• _Objectif 1_
Recopiez à l'identique les enregistrements, du tout début jusqu'à la ligne contenant "bar-series-0-category-1 [353,234,394,400]", celle-ci comprise.

• _Extrait du document_
La Cour suprême explique également que le fait qu'il existe dans la société canadienne deux niveaux de rapports sociaux et juridiques rend délicat l'effort d'aménagement des droits linguistiques. Il s'agit, d'une part, d'assurer l'épanouissement personnel de chaque membre des minorités et de leurs familles dans chaque province ou territoire et, d'autre part, sur le plan collectif, les questions linguistiques mettent en jeu le développement et la présence des minorités anglophones au Québec et des minorités francophones ailleurs au Canada. Elles mettent aussi inéluctablement en cause la perception que la communauté francophone du Québec a de son avenir au Canada, puisque, majorité au Québec, elle se trouve minoritaire au Canada et encore davantage dans l'ensemble nord-américain. Ajoutons à ce tableau déjà complexe les difficultés graves engendrées par le taux d'assimilation des minorités francophones hors Québec, pour lesquelles les droits linguistiques actuels représentent des acquis récents, chèrement et difficilement obtenus .
La Cour suprême met ainsi en relief les défis que représente l'aménagement linguistique de la société canadienne dont l'objectif est de protéger les communautés minoritaires sur le plan provincial, tout en reconnaissant la vulnérabilité de la langue française, tant au niveau national, que dans la province du Québec où elle est majoritaire. Ces défis, parfois contradictoires, qui continuellement assaillent les fondements mêmes de notre nation, montrent l'importance d'un dialogue ouvert sur ces questions. Pour la communauté minoritaire, la langue est au centre de son sentiment d'appartenance et, si les droits linguistiques sont importants aux plans personnels, ils sont également essentiels afin d'assurer la sécurité linguistique et culturelle de cette communauté. La dimension collective de ces droits devient donc très importante dans la réalisation de l'objet des droits linguistiques qui est d'assurer la survie et le développement des communautés linguistiques.
L'interprétation judiciaire fait donc face à la responsabilité de concilier des perceptions et des intérêts parfois divergents. Ainsi, le contexte social, démographique et historique constituera la toile de fond nécessaire à l'analyse des droits linguistiques. Cette analyse ne saurait s'effectuer dans l'abstrait, sans égard au contexte qui a conduit à la reconnaissance de ces droits ou aux préoccupations auxquelles leurs modalités d'application actuelles sont censées répondre .
La présence de droits linguistiques dans la Constitution canadienne confirme que la nécessité et la volonté d'assurer la permanence et l'épanouissement de communautés linguistiques constituent l'un des objectifs premiers du régime linguistique canadien. Bien que la reconnaissance et la définition de ces droits aient été souvent marquées de difficultés, de conflits et d'échec, la présence de deux communautés linguistiques distinctes au Canada et la volonté de leur faire une place importante dans la vie canadienne doivent constituer l'un des fondements de notre régime fédéral, sinon celui-ci n'a pratiquement pas de raison d'être.

• _Objectif 2_
Dans l'extrait sur les droits linguistiques, reprenez sous forme de liste le paragraphe qui commence par « L'interprétation judiciaire fait donc face », en gardant ses idées principales.

Annotations des cadres de délimitation:

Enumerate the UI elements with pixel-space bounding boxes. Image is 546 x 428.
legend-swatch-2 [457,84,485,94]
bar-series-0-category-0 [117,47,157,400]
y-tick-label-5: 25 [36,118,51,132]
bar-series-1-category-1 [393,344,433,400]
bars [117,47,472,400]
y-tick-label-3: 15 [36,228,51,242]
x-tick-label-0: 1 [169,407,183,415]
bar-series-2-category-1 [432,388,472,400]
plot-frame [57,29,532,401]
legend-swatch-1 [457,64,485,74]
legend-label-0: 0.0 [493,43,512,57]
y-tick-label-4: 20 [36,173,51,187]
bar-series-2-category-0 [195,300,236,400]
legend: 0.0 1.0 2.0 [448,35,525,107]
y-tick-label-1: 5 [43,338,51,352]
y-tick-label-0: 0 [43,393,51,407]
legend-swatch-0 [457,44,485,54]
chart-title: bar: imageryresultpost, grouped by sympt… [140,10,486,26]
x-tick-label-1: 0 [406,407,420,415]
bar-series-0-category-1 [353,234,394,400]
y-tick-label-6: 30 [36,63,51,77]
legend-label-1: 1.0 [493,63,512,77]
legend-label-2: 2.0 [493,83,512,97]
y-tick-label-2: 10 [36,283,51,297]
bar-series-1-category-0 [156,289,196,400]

• _Réponse 1_
Enumerate the UI elements with pixel-space bounding boxes. Image is 546 x 428.
legend-swatch-2 [457,84,485,94]
bar-series-0-category-0 [117,47,157,400]
y-tick-label-5: 25 [36,118,51,132]
bar-series-1-category-1 [393,344,433,400]
bars [117,47,472,400]
y-tick-label-3: 15 [36,228,51,242]
x-tick-label-0: 1 [169,407,183,415]
bar-series-2-category-1 [432,388,472,400]
plot-frame [57,29,532,401]
legend-swatch-1 [457,64,485,74]
legend-label-0: 0.0 [493,43,512,57]
y-tick-label-4: 20 [36,173,51,187]
bar-series-2-category-0 [195,300,236,400]
legend: 0.0 1.0 2.0 [448,35,525,107]
y-tick-label-1: 5 [43,338,51,352]
y-tick-label-0: 0 [43,393,51,407]
legend-swatch-0 [457,44,485,54]
chart-title: bar: imageryresultpost, grouped by sympt… [140,10,486,26]
x-tick-label-1: 0 [406,407,420,415]
bar-series-0-category-1 [353,234,394,400]

• _Réponse 2_
- L'interprétation judiciaire doit concilier des perceptions et des intérêts parfois divergents.
- Le contexte social, démographique et historique sert de toile de fond à l'analyse des droits linguistiques.
- Cette analyse ne peut pas se faire dans l'abstrait. Elle doit tenir compte du contexte qui a mené à la reconnaissance de ces droits et des préoccupations auxquelles leurs modalités d'application actuelles doivent répondre.